_Short task:_ Here are some entries; quote each one exactly.

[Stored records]
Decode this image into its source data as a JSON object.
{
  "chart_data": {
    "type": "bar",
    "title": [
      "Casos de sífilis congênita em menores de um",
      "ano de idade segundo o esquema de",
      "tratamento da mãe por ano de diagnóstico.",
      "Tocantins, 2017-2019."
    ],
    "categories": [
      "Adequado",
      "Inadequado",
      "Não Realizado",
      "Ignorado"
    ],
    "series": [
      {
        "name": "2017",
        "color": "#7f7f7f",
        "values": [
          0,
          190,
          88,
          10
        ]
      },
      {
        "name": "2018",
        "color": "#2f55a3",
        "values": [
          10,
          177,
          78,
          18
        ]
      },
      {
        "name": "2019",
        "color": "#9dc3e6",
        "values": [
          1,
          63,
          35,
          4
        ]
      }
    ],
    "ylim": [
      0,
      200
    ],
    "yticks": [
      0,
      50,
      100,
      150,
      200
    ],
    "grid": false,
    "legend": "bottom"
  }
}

_Exercise result:_
Decode this image into its source data as a JSON object.
{
  "chart_data": {
    "type": "bar",
    "title": [
      "Casos de sífilis congênita em menores de um",
      "ano de idade segundo o esquema de",
      "tratamento da mãe por ano de diagnóstico.",
      "Tocantins, 2017-2019."
    ],
    "categories": [
      "Adequado",
      "Inadequado",
      "Não Realizado",
      "Ignorado"
    ],
    "series": [
      {
        "name": "2017",
        "color": "#7f7f7f",
        "values": [
          0,
          190,
          88,
          10
        ]
      },
      {
        "name": "2018",
        "color": "#2f55a3",
        "values": [
          10,
          177,
          78,
          18
        ]
      },
      {
        "name": "2019",
        "color": "#9dc3e6",
        "values": [
          1,
          63,
          35,
          4
        ]
      }
    ],
    "ylim": [
      0,
      200
    ],
    "yticks": [
      0,
      50,
      100,
      150,
      200
    ],
    "grid": false,
    "legend": "bottom"
  }
}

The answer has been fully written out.